- SET TASK
Copy out the entries below word for word, beginning with the first line and ending after the line that contains "configured?: non-primary set". Include both of those lines and nothing past them.

___ DATASET RECORDS ___

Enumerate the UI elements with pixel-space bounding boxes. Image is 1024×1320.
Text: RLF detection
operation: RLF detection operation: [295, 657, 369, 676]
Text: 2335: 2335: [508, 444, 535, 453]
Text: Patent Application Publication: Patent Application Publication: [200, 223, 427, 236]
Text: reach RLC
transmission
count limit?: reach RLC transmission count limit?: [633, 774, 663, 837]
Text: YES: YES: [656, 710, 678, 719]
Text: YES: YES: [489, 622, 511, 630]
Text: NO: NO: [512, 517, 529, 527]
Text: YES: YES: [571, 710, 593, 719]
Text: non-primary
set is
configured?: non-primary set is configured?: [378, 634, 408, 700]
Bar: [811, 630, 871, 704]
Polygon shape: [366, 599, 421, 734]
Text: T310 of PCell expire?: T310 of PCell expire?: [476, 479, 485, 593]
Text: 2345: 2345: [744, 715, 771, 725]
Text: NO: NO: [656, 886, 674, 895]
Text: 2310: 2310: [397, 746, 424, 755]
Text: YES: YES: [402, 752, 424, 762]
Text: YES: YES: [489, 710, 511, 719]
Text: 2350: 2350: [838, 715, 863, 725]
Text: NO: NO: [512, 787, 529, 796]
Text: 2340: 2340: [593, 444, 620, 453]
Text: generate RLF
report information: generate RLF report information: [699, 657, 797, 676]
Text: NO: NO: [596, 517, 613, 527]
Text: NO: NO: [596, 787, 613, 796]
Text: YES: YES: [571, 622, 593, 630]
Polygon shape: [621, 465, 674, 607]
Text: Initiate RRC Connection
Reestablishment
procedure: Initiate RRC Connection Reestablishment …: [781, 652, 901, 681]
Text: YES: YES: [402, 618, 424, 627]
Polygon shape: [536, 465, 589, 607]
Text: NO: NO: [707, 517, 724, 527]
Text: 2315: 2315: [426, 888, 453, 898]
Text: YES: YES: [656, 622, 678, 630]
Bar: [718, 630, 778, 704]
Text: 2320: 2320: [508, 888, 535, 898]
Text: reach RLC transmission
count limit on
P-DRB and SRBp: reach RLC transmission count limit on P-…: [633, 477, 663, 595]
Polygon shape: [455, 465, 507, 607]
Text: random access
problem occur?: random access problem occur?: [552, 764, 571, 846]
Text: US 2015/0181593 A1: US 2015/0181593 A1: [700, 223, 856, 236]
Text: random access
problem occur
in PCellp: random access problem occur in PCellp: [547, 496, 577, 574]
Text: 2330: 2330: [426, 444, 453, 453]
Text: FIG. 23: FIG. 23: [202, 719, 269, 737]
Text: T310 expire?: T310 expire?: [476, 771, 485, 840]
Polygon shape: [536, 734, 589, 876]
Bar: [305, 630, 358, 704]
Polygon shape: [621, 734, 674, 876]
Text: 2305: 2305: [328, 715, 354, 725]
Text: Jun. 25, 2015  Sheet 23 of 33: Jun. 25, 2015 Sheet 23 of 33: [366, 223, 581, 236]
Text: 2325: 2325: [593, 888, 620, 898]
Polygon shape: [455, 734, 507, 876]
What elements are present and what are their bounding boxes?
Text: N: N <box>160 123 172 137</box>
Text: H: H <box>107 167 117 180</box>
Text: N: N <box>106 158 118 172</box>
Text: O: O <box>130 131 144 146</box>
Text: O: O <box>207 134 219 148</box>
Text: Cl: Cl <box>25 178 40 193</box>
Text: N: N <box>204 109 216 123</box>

___

- THE RESPONSE
Enumerate the UI elements with pixel-space bounding boxes. Image is 1024×1320.
Text: RLF detection
operation: RLF detection operation: [295, 657, 369, 676]
Text: 2335: 2335: [508, 444, 535, 453]
Text: Patent Application Publication: Patent Application Publication: [200, 223, 427, 236]
Text: reach RLC
transmission
count limit?: reach RLC transmission count limit?: [633, 774, 663, 837]
Text: YES: YES: [656, 710, 678, 719]
Text: YES: YES: [489, 622, 511, 630]
Text: NO: NO: [512, 517, 529, 527]
Text: YES: YES: [571, 710, 593, 719]
Text: non-primary
set is
configured?: non-primary set is configured?: [378, 634, 408, 700]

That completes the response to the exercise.